• **WHAT YOU NEED TO DO**
Reproduce the listing exactly and skip over any pictures.
*** SUPPLIED RECORDS ***
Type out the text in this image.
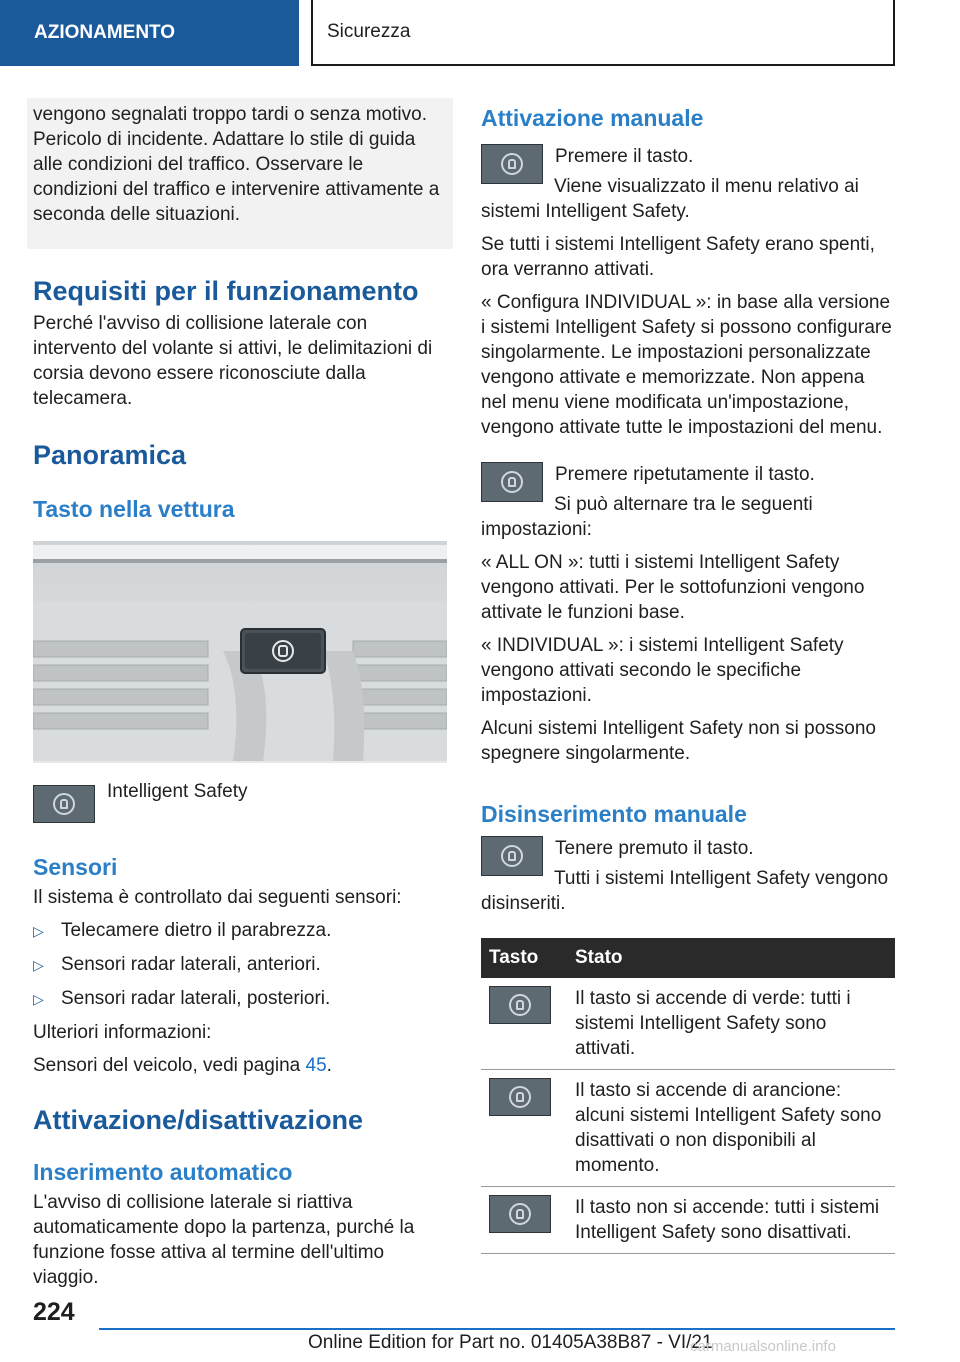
AZIONAMENTO	Sicurezza

vengono segnalati troppo tardi o senza motivo. Pericolo di incidente. Adattare lo stile di guida alle condizioni del traffico. Osservare le condizioni del traffico e intervenire attivamente a seconda delle situazioni.

Requisiti per il funzionamento

Perché l'avviso di collisione laterale con intervento del volante si attivi, le delimitazioni di corsia devono essere riconosciute dalla telecamera.

Panoramica
Tasto nella vettura

Intelligent Safety

Sensori

Il sistema è controllato dai seguenti sensori:

▷ Telecamere dietro il parabrezza.
▷ Sensori radar laterali, anteriori.
▷ Sensori radar laterali, posteriori.

Ulteriori informazioni:

Sensori del veicolo, vedi pagina 45.

Attivazione/disattivazione
Inserimento automatico

L'avviso di collisione laterale si riattiva automaticamente dopo la partenza, purché la funzione fosse attiva al termine dell'ultimo viaggio.

Attivazione manuale

Premere il tasto.

Viene visualizzato il menu relativo ai sistemi Intelligent Safety.

Se tutti i sistemi Intelligent Safety erano spenti, ora verranno attivati.

« Configura INDIVIDUAL »: in base alla versione i sistemi Intelligent Safety si possono configurare singolarmente. Le impostazioni personalizzate vengono attivate e memorizzate. Non appena nel menu viene modificata un'impostazione, vengono attivate tutte le impostazioni del menu.

Premere ripetutamente il tasto.

Si può alternare tra le seguenti impostazioni:

« ALL ON »: tutti i sistemi Intelligent Safety vengono attivati. Per le sottofunzioni vengono attivate le funzioni base.

« INDIVIDUAL »: i sistemi Intelligent Safety vengono attivati secondo le specifiche impostazioni.

Alcuni sistemi Intelligent Safety non si possono spegnere singolarmente.

Disinserimento manuale

Tenere premuto il tasto.

Tutti i sistemi Intelligent Safety vengono disinseriti.

Tasto	Stato

	Il tasto si accende di verde: tutti i sistemi Intelligent Safety sono attivati.

	Il tasto si accende di arancione: alcuni sistemi Intelligent Safety sono disattivati o non disponibili al momento.

	Il tasto non si accende: tutti i sistemi Intelligent Safety sono disattivati.
224
Online Edition for Part no. 01405A38B87 - VI/21
carmanualsonline.info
***
• **RESULT**
Type out the text in this image.
AZIONAMENTO	Sicurezza

vengono segnalati troppo tardi o senza motivo. Pericolo di incidente. Adattare lo stile di guida alle condizioni del traffico. Osservare le condizioni del traffico e intervenire attivamente a seconda delle situazioni.

Requisiti per il funzionamento

Perché l'avviso di collisione laterale con intervento del volante si attivi, le delimitazioni di corsia devono essere riconosciute dalla telecamera.

Panoramica
Tasto nella vettura

Intelligent Safety

Sensori

Il sistema è controllato dai seguenti sensori:

▷ Telecamere dietro il parabrezza.
▷ Sensori radar laterali, anteriori.
▷ Sensori radar laterali, posteriori.

Ulteriori informazioni:

Sensori del veicolo, vedi pagina 45.

Attivazione/disattivazione
Inserimento automatico

L'avviso di collisione laterale si riattiva automaticamente dopo la partenza, purché la funzione fosse attiva al termine dell'ultimo viaggio.

Attivazione manuale

Premere il tasto.

Viene visualizzato il menu relativo ai sistemi Intelligent Safety.

Se tutti i sistemi Intelligent Safety erano spenti, ora verranno attivati.

« Configura INDIVIDUAL »: in base alla versione i sistemi Intelligent Safety si possono configurare singolarmente. Le impostazioni personalizzate vengono attivate e memorizzate. Non appena nel menu viene modificata un'impostazione, vengono attivate tutte le impostazioni del menu.

Premere ripetutamente il tasto.

Si può alternare tra le seguenti impostazioni:

« ALL ON »: tutti i sistemi Intelligent Safety vengono attivati. Per le sottofunzioni vengono attivate le funzioni base.

« INDIVIDUAL »: i sistemi Intelligent Safety vengono attivati secondo le specifiche impostazioni.

Alcuni sistemi Intelligent Safety non si possono spegnere singolarmente.

Disinserimento manuale

Tenere premuto il tasto.

Tutti i sistemi Intelligent Safety vengono disinseriti.

Tasto	Stato

	Il tasto si accende di verde: tutti i sistemi Intelligent Safety sono attivati.

	Il tasto si accende di arancione: alcuni sistemi Intelligent Safety sono disattivati o non disponibili al momento.

	Il tasto non si accende: tutti i sistemi Intelligent Safety sono disattivati.
224
Online Edition for Part no. 01405A38B87 - VI/21
carmanualsonline.info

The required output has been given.